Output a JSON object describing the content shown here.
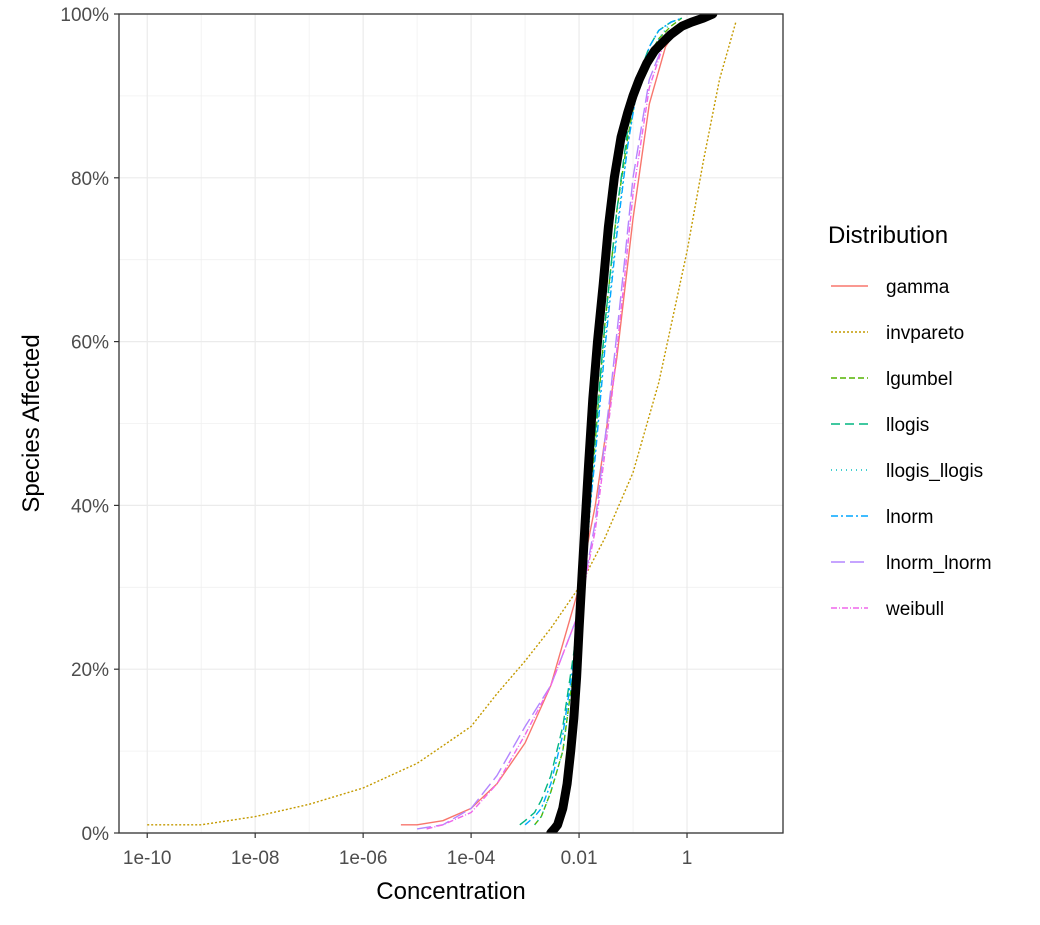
{
  "chart_data": {
    "type": "line",
    "xlabel": "Concentration",
    "ylabel": "Species Affected",
    "x_scale": "log10",
    "xlim": [
      3e-11,
      60
    ],
    "ylim": [
      0,
      1
    ],
    "x_ticks": [
      {
        "value": 1e-10,
        "label": "1e-10"
      },
      {
        "value": 1e-08,
        "label": "1e-08"
      },
      {
        "value": 1e-06,
        "label": "1e-06"
      },
      {
        "value": 0.0001,
        "label": "1e-04"
      },
      {
        "value": 0.01,
        "label": "0.01"
      },
      {
        "value": 1,
        "label": "1"
      }
    ],
    "y_ticks": [
      {
        "value": 0,
        "label": "0%"
      },
      {
        "value": 0.2,
        "label": "20%"
      },
      {
        "value": 0.4,
        "label": "40%"
      },
      {
        "value": 0.6,
        "label": "60%"
      },
      {
        "value": 0.8,
        "label": "80%"
      },
      {
        "value": 1,
        "label": "100%"
      }
    ],
    "grid": true,
    "legend": {
      "title": "Distribution",
      "position": "right"
    },
    "series": [
      {
        "name": "gamma",
        "color": "#F8766D",
        "dash": "solid",
        "x": [
          5e-06,
          1e-05,
          3e-05,
          0.0001,
          0.0003,
          0.001,
          0.003,
          0.01,
          0.02,
          0.05,
          0.1,
          0.2,
          0.4,
          0.8
        ],
        "y": [
          0.01,
          0.01,
          0.015,
          0.03,
          0.06,
          0.11,
          0.18,
          0.3,
          0.4,
          0.58,
          0.75,
          0.89,
          0.96,
          0.99
        ]
      },
      {
        "name": "invpareto",
        "color": "#C49A00",
        "dash": "2,2",
        "x": [
          1e-10,
          1e-09,
          1e-08,
          1e-07,
          1e-06,
          1e-05,
          0.0001,
          0.0003,
          0.001,
          0.003,
          0.01,
          0.03,
          0.1,
          0.3,
          1,
          2,
          4,
          8
        ],
        "y": [
          0.01,
          0.01,
          0.02,
          0.035,
          0.055,
          0.085,
          0.13,
          0.17,
          0.21,
          0.25,
          0.3,
          0.36,
          0.44,
          0.55,
          0.71,
          0.82,
          0.92,
          0.99
        ]
      },
      {
        "name": "lgumbel",
        "color": "#53B400",
        "dash": "6,3",
        "x": [
          0.0015,
          0.002,
          0.003,
          0.005,
          0.01,
          0.015,
          0.02,
          0.03,
          0.05,
          0.08,
          0.12,
          0.2,
          0.3,
          0.5,
          0.8
        ],
        "y": [
          0.01,
          0.02,
          0.05,
          0.1,
          0.25,
          0.38,
          0.48,
          0.62,
          0.76,
          0.85,
          0.91,
          0.95,
          0.97,
          0.985,
          0.995
        ]
      },
      {
        "name": "llogis",
        "color": "#00B680",
        "dash": "9,5",
        "x": [
          0.0008,
          0.001,
          0.0015,
          0.002,
          0.003,
          0.005,
          0.008,
          0.01,
          0.015,
          0.02,
          0.03,
          0.05,
          0.08,
          0.12,
          0.2,
          0.3,
          0.5,
          0.8
        ],
        "y": [
          0.01,
          0.015,
          0.025,
          0.04,
          0.07,
          0.13,
          0.22,
          0.28,
          0.4,
          0.49,
          0.62,
          0.76,
          0.86,
          0.92,
          0.96,
          0.98,
          0.99,
          0.995
        ]
      },
      {
        "name": "llogis_llogis",
        "color": "#00C1C1",
        "dash": "1,4",
        "x": [
          0.0015,
          0.002,
          0.003,
          0.005,
          0.01,
          0.015,
          0.02,
          0.03,
          0.05,
          0.08,
          0.12,
          0.2,
          0.3,
          0.5
        ],
        "y": [
          0.01,
          0.02,
          0.05,
          0.1,
          0.25,
          0.37,
          0.47,
          0.6,
          0.74,
          0.84,
          0.91,
          0.95,
          0.97,
          0.99
        ]
      },
      {
        "name": "lnorm",
        "color": "#00A6FF",
        "dash": "7,3,2,3",
        "x": [
          0.001,
          0.0015,
          0.002,
          0.003,
          0.005,
          0.008,
          0.01,
          0.015,
          0.02,
          0.03,
          0.05,
          0.08,
          0.12,
          0.2,
          0.3,
          0.5,
          0.8
        ],
        "y": [
          0.01,
          0.02,
          0.03,
          0.06,
          0.12,
          0.21,
          0.27,
          0.38,
          0.46,
          0.59,
          0.73,
          0.84,
          0.91,
          0.96,
          0.98,
          0.99,
          0.995
        ]
      },
      {
        "name": "lnorm_lnorm",
        "color": "#B385FF",
        "dash": "14,5",
        "x": [
          1e-05,
          3e-05,
          0.0001,
          0.0003,
          0.001,
          0.003,
          0.01,
          0.02,
          0.04,
          0.07,
          0.1,
          0.2,
          0.4,
          0.8
        ],
        "y": [
          0.005,
          0.01,
          0.03,
          0.07,
          0.13,
          0.18,
          0.27,
          0.38,
          0.55,
          0.7,
          0.8,
          0.92,
          0.97,
          0.99
        ]
      },
      {
        "name": "weibull",
        "color": "#EF67EB",
        "dash": "6,2,1,2",
        "x": [
          1.5e-05,
          3e-05,
          0.0001,
          0.0003,
          0.001,
          0.003,
          0.01,
          0.02,
          0.04,
          0.07,
          0.1,
          0.2,
          0.4,
          0.8
        ],
        "y": [
          0.005,
          0.01,
          0.025,
          0.06,
          0.12,
          0.18,
          0.27,
          0.37,
          0.53,
          0.68,
          0.78,
          0.91,
          0.97,
          0.99
        ]
      }
    ],
    "empirical": {
      "color": "#000000",
      "x": [
        0.003,
        0.0035,
        0.004,
        0.005,
        0.006,
        0.007,
        0.008,
        0.009,
        0.01,
        0.0115,
        0.013,
        0.015,
        0.018,
        0.022,
        0.028,
        0.035,
        0.045,
        0.06,
        0.08,
        0.1,
        0.13,
        0.18,
        0.25,
        0.35,
        0.5,
        0.8,
        1.2,
        2,
        3
      ],
      "y": [
        0.0,
        0.005,
        0.01,
        0.03,
        0.06,
        0.1,
        0.14,
        0.19,
        0.25,
        0.32,
        0.38,
        0.45,
        0.53,
        0.6,
        0.67,
        0.74,
        0.8,
        0.85,
        0.88,
        0.9,
        0.92,
        0.94,
        0.955,
        0.965,
        0.975,
        0.985,
        0.99,
        0.995,
        1.0
      ]
    }
  }
}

+++++

Objective » Reproduce the listing exactly. Leave its pictures out.

Written reply »
Output a JSON object describing the content shown here.
{
  "chart_data": {
    "type": "line",
    "xlabel": "Concentration",
    "ylabel": "Species Affected",
    "x_scale": "log10",
    "xlim": [
      3e-11,
      60
    ],
    "ylim": [
      0,
      1
    ],
    "x_ticks": [
      {
        "value": 1e-10,
        "label": "1e-10"
      },
      {
        "value": 1e-08,
        "label": "1e-08"
      },
      {
        "value": 1e-06,
        "label": "1e-06"
      },
      {
        "value": 0.0001,
        "label": "1e-04"
      },
      {
        "value": 0.01,
        "label": "0.01"
      },
      {
        "value": 1,
        "label": "1"
      }
    ],
    "y_ticks": [
      {
        "value": 0,
        "label": "0%"
      },
      {
        "value": 0.2,
        "label": "20%"
      },
      {
        "value": 0.4,
        "label": "40%"
      },
      {
        "value": 0.6,
        "label": "60%"
      },
      {
        "value": 0.8,
        "label": "80%"
      },
      {
        "value": 1,
        "label": "100%"
      }
    ],
    "grid": true,
    "legend": {
      "title": "Distribution",
      "position": "right"
    },
    "series": [
      {
        "name": "gamma",
        "color": "#F8766D",
        "dash": "solid",
        "x": [
          5e-06,
          1e-05,
          3e-05,
          0.0001,
          0.0003,
          0.001,
          0.003,
          0.01,
          0.02,
          0.05,
          0.1,
          0.2,
          0.4,
          0.8
        ],
        "y": [
          0.01,
          0.01,
          0.015,
          0.03,
          0.06,
          0.11,
          0.18,
          0.3,
          0.4,
          0.58,
          0.75,
          0.89,
          0.96,
          0.99
        ]
      },
      {
        "name": "invpareto",
        "color": "#C49A00",
        "dash": "2,2",
        "x": [
          1e-10,
          1e-09,
          1e-08,
          1e-07,
          1e-06,
          1e-05,
          0.0001,
          0.0003,
          0.001,
          0.003,
          0.01,
          0.03,
          0.1,
          0.3,
          1,
          2,
          4,
          8
        ],
        "y": [
          0.01,
          0.01,
          0.02,
          0.035,
          0.055,
          0.085,
          0.13,
          0.17,
          0.21,
          0.25,
          0.3,
          0.36,
          0.44,
          0.55,
          0.71,
          0.82,
          0.92,
          0.99
        ]
      },
      {
        "name": "lgumbel",
        "color": "#53B400",
        "dash": "6,3",
        "x": [
          0.0015,
          0.002,
          0.003,
          0.005,
          0.01,
          0.015,
          0.02,
          0.03,
          0.05,
          0.08,
          0.12,
          0.2,
          0.3,
          0.5,
          0.8
        ],
        "y": [
          0.01,
          0.02,
          0.05,
          0.1,
          0.25,
          0.38,
          0.48,
          0.62,
          0.76,
          0.85,
          0.91,
          0.95,
          0.97,
          0.985,
          0.995
        ]
      },
      {
        "name": "llogis",
        "color": "#00B680",
        "dash": "9,5",
        "x": [
          0.0008,
          0.001,
          0.0015,
          0.002,
          0.003,
          0.005,
          0.008,
          0.01,
          0.015,
          0.02,
          0.03,
          0.05,
          0.08,
          0.12,
          0.2,
          0.3,
          0.5,
          0.8
        ],
        "y": [
          0.01,
          0.015,
          0.025,
          0.04,
          0.07,
          0.13,
          0.22,
          0.28,
          0.4,
          0.49,
          0.62,
          0.76,
          0.86,
          0.92,
          0.96,
          0.98,
          0.99,
          0.995
        ]
      },
      {
        "name": "llogis_llogis",
        "color": "#00C1C1",
        "dash": "1,4",
        "x": [
          0.0015,
          0.002,
          0.003,
          0.005,
          0.01,
          0.015,
          0.02,
          0.03,
          0.05,
          0.08,
          0.12,
          0.2,
          0.3,
          0.5
        ],
        "y": [
          0.01,
          0.02,
          0.05,
          0.1,
          0.25,
          0.37,
          0.47,
          0.6,
          0.74,
          0.84,
          0.91,
          0.95,
          0.97,
          0.99
        ]
      },
      {
        "name": "lnorm",
        "color": "#00A6FF",
        "dash": "7,3,2,3",
        "x": [
          0.001,
          0.0015,
          0.002,
          0.003,
          0.005,
          0.008,
          0.01,
          0.015,
          0.02,
          0.03,
          0.05,
          0.08,
          0.12,
          0.2,
          0.3,
          0.5,
          0.8
        ],
        "y": [
          0.01,
          0.02,
          0.03,
          0.06,
          0.12,
          0.21,
          0.27,
          0.38,
          0.46,
          0.59,
          0.73,
          0.84,
          0.91,
          0.96,
          0.98,
          0.99,
          0.995
        ]
      },
      {
        "name": "lnorm_lnorm",
        "color": "#B385FF",
        "dash": "14,5",
        "x": [
          1e-05,
          3e-05,
          0.0001,
          0.0003,
          0.001,
          0.003,
          0.01,
          0.02,
          0.04,
          0.07,
          0.1,
          0.2,
          0.4,
          0.8
        ],
        "y": [
          0.005,
          0.01,
          0.03,
          0.07,
          0.13,
          0.18,
          0.27,
          0.38,
          0.55,
          0.7,
          0.8,
          0.92,
          0.97,
          0.99
        ]
      },
      {
        "name": "weibull",
        "color": "#EF67EB",
        "dash": "6,2,1,2",
        "x": [
          1.5e-05,
          3e-05,
          0.0001,
          0.0003,
          0.001,
          0.003,
          0.01,
          0.02,
          0.04,
          0.07,
          0.1,
          0.2,
          0.4,
          0.8
        ],
        "y": [
          0.005,
          0.01,
          0.025,
          0.06,
          0.12,
          0.18,
          0.27,
          0.37,
          0.53,
          0.68,
          0.78,
          0.91,
          0.97,
          0.99
        ]
      }
    ],
    "empirical": {
      "color": "#000000",
      "x": [
        0.003,
        0.0035,
        0.004,
        0.005,
        0.006,
        0.007,
        0.008,
        0.009,
        0.01,
        0.0115,
        0.013,
        0.015,
        0.018,
        0.022,
        0.028,
        0.035,
        0.045,
        0.06,
        0.08,
        0.1,
        0.13,
        0.18,
        0.25,
        0.35,
        0.5,
        0.8,
        1.2,
        2,
        3
      ],
      "y": [
        0.0,
        0.005,
        0.01,
        0.03,
        0.06,
        0.1,
        0.14,
        0.19,
        0.25,
        0.32,
        0.38,
        0.45,
        0.53,
        0.6,
        0.67,
        0.74,
        0.8,
        0.85,
        0.88,
        0.9,
        0.92,
        0.94,
        0.955,
        0.965,
        0.975,
        0.985,
        0.99,
        0.995,
        1.0
      ]
    }
  }
}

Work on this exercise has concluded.